◆ Written exercise ◆
Each entry in the listing below should be restated word for word.

◆ Records to use ◆
┄┄┄┄┄┄
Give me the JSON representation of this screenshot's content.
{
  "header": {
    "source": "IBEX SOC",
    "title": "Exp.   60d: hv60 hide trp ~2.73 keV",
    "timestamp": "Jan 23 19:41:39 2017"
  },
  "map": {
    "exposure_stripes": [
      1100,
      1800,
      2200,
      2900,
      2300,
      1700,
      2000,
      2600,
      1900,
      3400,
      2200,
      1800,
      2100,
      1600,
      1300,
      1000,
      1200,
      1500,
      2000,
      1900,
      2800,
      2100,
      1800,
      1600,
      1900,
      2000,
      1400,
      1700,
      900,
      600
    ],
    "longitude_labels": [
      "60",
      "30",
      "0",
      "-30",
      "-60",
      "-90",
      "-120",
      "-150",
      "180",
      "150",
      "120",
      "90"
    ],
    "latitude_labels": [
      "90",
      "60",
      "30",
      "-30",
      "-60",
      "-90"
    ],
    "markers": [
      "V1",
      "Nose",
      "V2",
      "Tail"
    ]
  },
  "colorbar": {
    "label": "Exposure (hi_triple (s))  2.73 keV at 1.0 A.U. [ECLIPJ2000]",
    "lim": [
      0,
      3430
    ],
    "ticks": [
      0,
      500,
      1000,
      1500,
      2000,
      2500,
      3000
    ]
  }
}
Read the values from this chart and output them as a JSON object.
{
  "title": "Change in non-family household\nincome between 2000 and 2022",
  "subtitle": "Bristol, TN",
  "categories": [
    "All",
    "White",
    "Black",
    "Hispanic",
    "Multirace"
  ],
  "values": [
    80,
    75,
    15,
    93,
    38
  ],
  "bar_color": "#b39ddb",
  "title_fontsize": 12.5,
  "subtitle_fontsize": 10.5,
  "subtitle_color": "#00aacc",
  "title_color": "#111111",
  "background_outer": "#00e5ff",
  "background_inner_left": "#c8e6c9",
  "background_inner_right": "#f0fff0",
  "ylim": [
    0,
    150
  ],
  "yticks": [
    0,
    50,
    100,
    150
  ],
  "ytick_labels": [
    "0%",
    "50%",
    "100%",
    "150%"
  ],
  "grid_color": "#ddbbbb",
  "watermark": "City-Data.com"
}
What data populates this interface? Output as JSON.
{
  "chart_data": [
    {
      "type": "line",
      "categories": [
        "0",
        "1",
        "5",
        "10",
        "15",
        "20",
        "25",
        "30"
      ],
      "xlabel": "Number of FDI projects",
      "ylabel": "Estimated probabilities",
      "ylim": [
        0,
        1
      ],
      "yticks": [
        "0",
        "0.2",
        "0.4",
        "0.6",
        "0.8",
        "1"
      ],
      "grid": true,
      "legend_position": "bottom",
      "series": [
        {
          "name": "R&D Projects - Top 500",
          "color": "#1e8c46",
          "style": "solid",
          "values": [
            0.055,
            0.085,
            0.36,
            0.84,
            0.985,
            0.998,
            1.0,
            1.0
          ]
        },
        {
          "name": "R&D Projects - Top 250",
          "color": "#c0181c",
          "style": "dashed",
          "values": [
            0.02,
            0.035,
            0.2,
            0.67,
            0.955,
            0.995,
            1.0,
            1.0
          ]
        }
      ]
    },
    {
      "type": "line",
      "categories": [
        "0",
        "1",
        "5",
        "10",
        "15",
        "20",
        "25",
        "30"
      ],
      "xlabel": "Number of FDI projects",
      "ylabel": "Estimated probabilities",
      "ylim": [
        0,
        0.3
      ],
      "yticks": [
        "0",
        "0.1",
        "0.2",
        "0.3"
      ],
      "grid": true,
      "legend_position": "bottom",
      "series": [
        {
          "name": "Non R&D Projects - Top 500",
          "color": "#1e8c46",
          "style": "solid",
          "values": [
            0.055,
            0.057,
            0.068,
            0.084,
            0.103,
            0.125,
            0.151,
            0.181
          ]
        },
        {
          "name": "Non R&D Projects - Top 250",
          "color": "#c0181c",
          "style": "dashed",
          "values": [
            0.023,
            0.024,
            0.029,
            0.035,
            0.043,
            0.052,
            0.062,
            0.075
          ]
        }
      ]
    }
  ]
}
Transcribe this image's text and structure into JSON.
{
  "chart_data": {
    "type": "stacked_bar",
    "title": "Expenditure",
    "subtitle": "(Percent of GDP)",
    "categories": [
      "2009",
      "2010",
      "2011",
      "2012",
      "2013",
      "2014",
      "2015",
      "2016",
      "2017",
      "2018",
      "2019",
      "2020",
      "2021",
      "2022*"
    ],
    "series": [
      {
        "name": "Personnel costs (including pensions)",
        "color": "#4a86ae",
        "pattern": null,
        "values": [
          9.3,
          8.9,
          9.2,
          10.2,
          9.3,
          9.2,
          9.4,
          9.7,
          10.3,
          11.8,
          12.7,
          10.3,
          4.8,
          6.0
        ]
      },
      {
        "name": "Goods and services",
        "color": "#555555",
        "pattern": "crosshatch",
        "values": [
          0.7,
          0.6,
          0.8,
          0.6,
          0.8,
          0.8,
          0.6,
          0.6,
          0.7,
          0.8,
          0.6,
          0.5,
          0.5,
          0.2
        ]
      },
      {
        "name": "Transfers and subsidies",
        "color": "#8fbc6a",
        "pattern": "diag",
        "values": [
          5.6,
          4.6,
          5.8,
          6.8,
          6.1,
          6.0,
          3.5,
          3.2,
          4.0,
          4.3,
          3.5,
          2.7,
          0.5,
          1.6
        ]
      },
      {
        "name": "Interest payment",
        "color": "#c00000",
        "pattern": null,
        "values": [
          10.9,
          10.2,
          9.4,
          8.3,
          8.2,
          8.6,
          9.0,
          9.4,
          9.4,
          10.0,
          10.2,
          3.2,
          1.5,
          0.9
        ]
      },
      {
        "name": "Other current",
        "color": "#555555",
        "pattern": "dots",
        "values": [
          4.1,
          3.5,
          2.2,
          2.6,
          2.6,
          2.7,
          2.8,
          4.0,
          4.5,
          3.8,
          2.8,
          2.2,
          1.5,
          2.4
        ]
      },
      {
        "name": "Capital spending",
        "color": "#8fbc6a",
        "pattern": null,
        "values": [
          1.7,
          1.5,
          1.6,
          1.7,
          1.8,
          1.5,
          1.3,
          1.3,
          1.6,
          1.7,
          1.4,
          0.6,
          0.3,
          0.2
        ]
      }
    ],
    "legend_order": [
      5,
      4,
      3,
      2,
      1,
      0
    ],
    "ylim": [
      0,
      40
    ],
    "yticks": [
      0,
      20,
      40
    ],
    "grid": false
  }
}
┄┄┄┄┄┄
◆ The solution ◆
Give me the JSON representation of this screenshot's content.
{
  "header": {
    "source": "IBEX SOC",
    "title": "Exp.   60d: hv60 hide trp ~2.73 keV",
    "timestamp": "Jan 23 19:41:39 2017"
  },
  "map": {
    "exposure_stripes": [
      1100,
      1800,
      2200,
      2900,
      2300,
      1700,
      2000,
      2600,
      1900,
      3400,
      2200,
      1800,
      2100,
      1600,
      1300,
      1000,
      1200,
      1500,
      2000,
      1900,
      2800,
      2100,
      1800,
      1600,
      1900,
      2000,
      1400,
      1700,
      900,
      600
    ],
    "longitude_labels": [
      "60",
      "30",
      "0",
      "-30",
      "-60",
      "-90",
      "-120",
      "-150",
      "180",
      "150",
      "120",
      "90"
    ],
    "latitude_labels": [
      "90",
      "60",
      "30",
      "-30",
      "-60",
      "-90"
    ],
    "markers": [
      "V1",
      "Nose",
      "V2",
      "Tail"
    ]
  },
  "colorbar": {
    "label": "Exposure (hi_triple (s))  2.73 keV at 1.0 A.U. [ECLIPJ2000]",
    "lim": [
      0,
      3430
    ],
    "ticks": [
      0,
      500,
      1000,
      1500,
      2000,
      2500,
      3000
    ]
  }
}
Read the values from this chart and output them as a JSON object.
{
  "title": "Change in non-family household\nincome between 2000 and 2022",
  "subtitle": "Bristol, TN",
  "categories": [
    "All",
    "White",
    "Black",
    "Hispanic",
    "Multirace"
  ],
  "values": [
    80,
    75,
    15,
    93,
    38
  ],
  "bar_color": "#b39ddb",
  "title_fontsize": 12.5,
  "subtitle_fontsize": 10.5,
  "subtitle_color": "#00aacc",
  "title_color": "#111111",
  "background_outer": "#00e5ff",
  "background_inner_left": "#c8e6c9",
  "background_inner_right": "#f0fff0",
  "ylim": [
    0,
    150
  ],
  "yticks": [
    0,
    50,
    100,
    150
  ],
  "ytick_labels": [
    "0%",
    "50%",
    "100%",
    "150%"
  ],
  "grid_color": "#ddbbbb",
  "watermark": "City-Data.com"
}
What data populates this interface? Output as JSON.
{
  "chart_data": [
    {
      "type": "line",
      "categories": [
        "0",
        "1",
        "5",
        "10",
        "15",
        "20",
        "25",
        "30"
      ],
      "xlabel": "Number of FDI projects",
      "ylabel": "Estimated probabilities",
      "ylim": [
        0,
        1
      ],
      "yticks": [
        "0",
        "0.2",
        "0.4",
        "0.6",
        "0.8",
        "1"
      ],
      "grid": true,
      "legend_position": "bottom",
      "series": [
        {
          "name": "R&D Projects - Top 500",
          "color": "#1e8c46",
          "style": "solid",
          "values": [
            0.055,
            0.085,
            0.36,
            0.84,
            0.985,
            0.998,
            1.0,
            1.0
          ]
        },
        {
          "name": "R&D Projects - Top 250",
          "color": "#c0181c",
          "style": "dashed",
          "values": [
            0.02,
            0.035,
            0.2,
            0.67,
            0.955,
            0.995,
            1.0,
            1.0
          ]
        }
      ]
    },
    {
      "type": "line",
      "categories": [
        "0",
        "1",
        "5",
        "10",
        "15",
        "20",
        "25",
        "30"
      ],
      "xlabel": "Number of FDI projects",
      "ylabel": "Estimated probabilities",
      "ylim": [
        0,
        0.3
      ],
      "yticks": [
        "0",
        "0.1",
        "0.2",
        "0.3"
      ],
      "grid": true,
      "legend_position": "bottom",
      "series": [
        {
          "name": "Non R&D Projects - Top 500",
          "color": "#1e8c46",
          "style": "solid",
          "values": [
            0.055,
            0.057,
            0.068,
            0.084,
            0.103,
            0.125,
            0.151,
            0.181
          ]
        },
        {
          "name": "Non R&D Projects - Top 250",
          "color": "#c0181c",
          "style": "dashed",
          "values": [
            0.023,
            0.024,
            0.029,
            0.035,
            0.043,
            0.052,
            0.062,
            0.075
          ]
        }
      ]
    }
  ]
}
Transcribe this image's text and structure into JSON.
{
  "chart_data": {
    "type": "stacked_bar",
    "title": "Expenditure",
    "subtitle": "(Percent of GDP)",
    "categories": [
      "2009",
      "2010",
      "2011",
      "2012",
      "2013",
      "2014",
      "2015",
      "2016",
      "2017",
      "2018",
      "2019",
      "2020",
      "2021",
      "2022*"
    ],
    "series": [
      {
        "name": "Personnel costs (including pensions)",
        "color": "#4a86ae",
        "pattern": null,
        "values": [
          9.3,
          8.9,
          9.2,
          10.2,
          9.3,
          9.2,
          9.4,
          9.7,
          10.3,
          11.8,
          12.7,
          10.3,
          4.8,
          6.0
        ]
      },
      {
        "name": "Goods and services",
        "color": "#555555",
        "pattern": "crosshatch",
        "values": [
          0.7,
          0.6,
          0.8,
          0.6,
          0.8,
          0.8,
          0.6,
          0.6,
          0.7,
          0.8,
          0.6,
          0.5,
          0.5,
          0.2
        ]
      },
      {
        "name": "Transfers and subsidies",
        "color": "#8fbc6a",
        "pattern": "diag",
        "values": [
          5.6,
          4.6,
          5.8,
          6.8,
          6.1,
          6.0,
          3.5,
          3.2,
          4.0,
          4.3,
          3.5,
          2.7,
          0.5,
          1.6
        ]
      },
      {
        "name": "Interest payment",
        "color": "#c00000",
        "pattern": null,
        "values": [
          10.9,
          10.2,
          9.4,
          8.3,
          8.2,
          8.6,
          9.0,
          9.4,
          9.4,
          10.0,
          10.2,
          3.2,
          1.5,
          0.9
        ]
      },
      {
        "name": "Other current",
        "color": "#555555",
        "pattern": "dots",
        "values": [
          4.1,
          3.5,
          2.2,
          2.6,
          2.6,
          2.7,
          2.8,
          4.0,
          4.5,
          3.8,
          2.8,
          2.2,
          1.5,
          2.4
        ]
      },
      {
        "name": "Capital spending",
        "color": "#8fbc6a",
        "pattern": null,
        "values": [
          1.7,
          1.5,
          1.6,
          1.7,
          1.8,
          1.5,
          1.3,
          1.3,
          1.6,
          1.7,
          1.4,
          0.6,
          0.3,
          0.2
        ]
      }
    ],
    "legend_order": [
      5,
      4,
      3,
      2,
      1,
      0
    ],
    "ylim": [
      0,
      40
    ],
    "yticks": [
      0,
      20,
      40
    ],
    "grid": false
  }
}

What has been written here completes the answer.